## WHAT TO PRODUCE
The entries need to be copied exactly.
▼▼▼
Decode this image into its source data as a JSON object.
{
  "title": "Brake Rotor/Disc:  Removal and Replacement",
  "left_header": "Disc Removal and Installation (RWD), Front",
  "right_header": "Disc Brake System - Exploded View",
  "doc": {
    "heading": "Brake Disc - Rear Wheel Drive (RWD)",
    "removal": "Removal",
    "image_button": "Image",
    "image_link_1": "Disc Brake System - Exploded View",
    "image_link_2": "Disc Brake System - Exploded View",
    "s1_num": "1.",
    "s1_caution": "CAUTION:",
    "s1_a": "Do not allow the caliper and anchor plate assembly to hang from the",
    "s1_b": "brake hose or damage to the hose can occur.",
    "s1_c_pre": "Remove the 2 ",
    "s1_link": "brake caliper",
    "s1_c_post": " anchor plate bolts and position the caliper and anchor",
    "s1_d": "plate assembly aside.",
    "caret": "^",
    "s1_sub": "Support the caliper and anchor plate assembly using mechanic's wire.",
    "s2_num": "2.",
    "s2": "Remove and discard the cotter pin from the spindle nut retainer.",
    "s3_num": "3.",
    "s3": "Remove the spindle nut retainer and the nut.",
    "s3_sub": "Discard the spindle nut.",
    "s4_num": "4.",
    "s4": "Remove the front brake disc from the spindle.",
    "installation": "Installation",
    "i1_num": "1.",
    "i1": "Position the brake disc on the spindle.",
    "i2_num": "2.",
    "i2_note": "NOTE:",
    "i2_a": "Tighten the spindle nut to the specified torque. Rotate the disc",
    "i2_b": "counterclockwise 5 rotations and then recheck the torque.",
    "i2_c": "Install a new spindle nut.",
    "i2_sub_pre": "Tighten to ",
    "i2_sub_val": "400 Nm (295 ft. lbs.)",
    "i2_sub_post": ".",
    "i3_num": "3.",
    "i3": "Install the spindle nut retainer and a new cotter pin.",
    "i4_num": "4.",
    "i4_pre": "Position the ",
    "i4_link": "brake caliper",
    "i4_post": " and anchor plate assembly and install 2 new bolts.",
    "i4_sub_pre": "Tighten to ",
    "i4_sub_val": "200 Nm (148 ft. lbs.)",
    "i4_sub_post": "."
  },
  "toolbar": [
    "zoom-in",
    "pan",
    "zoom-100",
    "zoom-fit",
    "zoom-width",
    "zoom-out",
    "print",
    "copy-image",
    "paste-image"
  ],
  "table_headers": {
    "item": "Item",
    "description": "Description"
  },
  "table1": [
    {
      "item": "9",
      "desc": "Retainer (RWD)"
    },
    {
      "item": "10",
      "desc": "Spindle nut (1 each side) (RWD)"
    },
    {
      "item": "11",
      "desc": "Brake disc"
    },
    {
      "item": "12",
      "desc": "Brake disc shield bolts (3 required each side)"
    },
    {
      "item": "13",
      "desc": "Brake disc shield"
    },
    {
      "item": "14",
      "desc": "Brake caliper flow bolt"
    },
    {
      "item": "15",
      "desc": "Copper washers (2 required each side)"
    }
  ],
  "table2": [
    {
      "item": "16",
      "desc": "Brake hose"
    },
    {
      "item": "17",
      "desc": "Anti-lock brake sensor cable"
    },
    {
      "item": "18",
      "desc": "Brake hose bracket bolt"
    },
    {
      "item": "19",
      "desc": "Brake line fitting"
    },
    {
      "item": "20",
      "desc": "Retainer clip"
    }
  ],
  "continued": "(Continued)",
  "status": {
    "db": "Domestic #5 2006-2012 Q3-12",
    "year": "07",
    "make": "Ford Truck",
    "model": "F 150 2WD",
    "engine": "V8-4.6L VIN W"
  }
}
▲▲▲
## ANSWER TO THIS PROBLEM
Decode this image into its source data as a JSON object.
{
  "title": "Brake Rotor/Disc:  Removal and Replacement",
  "left_header": "Disc Removal and Installation (RWD), Front",
  "right_header": "Disc Brake System - Exploded View",
  "doc": {
    "heading": "Brake Disc - Rear Wheel Drive (RWD)",
    "removal": "Removal",
    "image_button": "Image",
    "image_link_1": "Disc Brake System - Exploded View",
    "image_link_2": "Disc Brake System - Exploded View",
    "s1_num": "1.",
    "s1_caution": "CAUTION:",
    "s1_a": "Do not allow the caliper and anchor plate assembly to hang from the",
    "s1_b": "brake hose or damage to the hose can occur.",
    "s1_c_pre": "Remove the 2 ",
    "s1_link": "brake caliper",
    "s1_c_post": " anchor plate bolts and position the caliper and anchor",
    "s1_d": "plate assembly aside.",
    "caret": "^",
    "s1_sub": "Support the caliper and anchor plate assembly using mechanic's wire.",
    "s2_num": "2.",
    "s2": "Remove and discard the cotter pin from the spindle nut retainer.",
    "s3_num": "3.",
    "s3": "Remove the spindle nut retainer and the nut.",
    "s3_sub": "Discard the spindle nut.",
    "s4_num": "4.",
    "s4": "Remove the front brake disc from the spindle.",
    "installation": "Installation",
    "i1_num": "1.",
    "i1": "Position the brake disc on the spindle.",
    "i2_num": "2.",
    "i2_note": "NOTE:",
    "i2_a": "Tighten the spindle nut to the specified torque. Rotate the disc",
    "i2_b": "counterclockwise 5 rotations and then recheck the torque.",
    "i2_c": "Install a new spindle nut.",
    "i2_sub_pre": "Tighten to ",
    "i2_sub_val": "400 Nm (295 ft. lbs.)",
    "i2_sub_post": ".",
    "i3_num": "3.",
    "i3": "Install the spindle nut retainer and a new cotter pin.",
    "i4_num": "4.",
    "i4_pre": "Position the ",
    "i4_link": "brake caliper",
    "i4_post": " and anchor plate assembly and install 2 new bolts.",
    "i4_sub_pre": "Tighten to ",
    "i4_sub_val": "200 Nm (148 ft. lbs.)",
    "i4_sub_post": "."
  },
  "toolbar": [
    "zoom-in",
    "pan",
    "zoom-100",
    "zoom-fit",
    "zoom-width",
    "zoom-out",
    "print",
    "copy-image",
    "paste-image"
  ],
  "table_headers": {
    "item": "Item",
    "description": "Description"
  },
  "table1": [
    {
      "item": "9",
      "desc": "Retainer (RWD)"
    },
    {
      "item": "10",
      "desc": "Spindle nut (1 each side) (RWD)"
    },
    {
      "item": "11",
      "desc": "Brake disc"
    },
    {
      "item": "12",
      "desc": "Brake disc shield bolts (3 required each side)"
    },
    {
      "item": "13",
      "desc": "Brake disc shield"
    },
    {
      "item": "14",
      "desc": "Brake caliper flow bolt"
    },
    {
      "item": "15",
      "desc": "Copper washers (2 required each side)"
    }
  ],
  "table2": [
    {
      "item": "16",
      "desc": "Brake hose"
    },
    {
      "item": "17",
      "desc": "Anti-lock brake sensor cable"
    },
    {
      "item": "18",
      "desc": "Brake hose bracket bolt"
    },
    {
      "item": "19",
      "desc": "Brake line fitting"
    },
    {
      "item": "20",
      "desc": "Retainer clip"
    }
  ],
  "continued": "(Continued)",
  "status": {
    "db": "Domestic #5 2006-2012 Q3-12",
    "year": "07",
    "make": "Ford Truck",
    "model": "F 150 2WD",
    "engine": "V8-4.6L VIN W"
  }
}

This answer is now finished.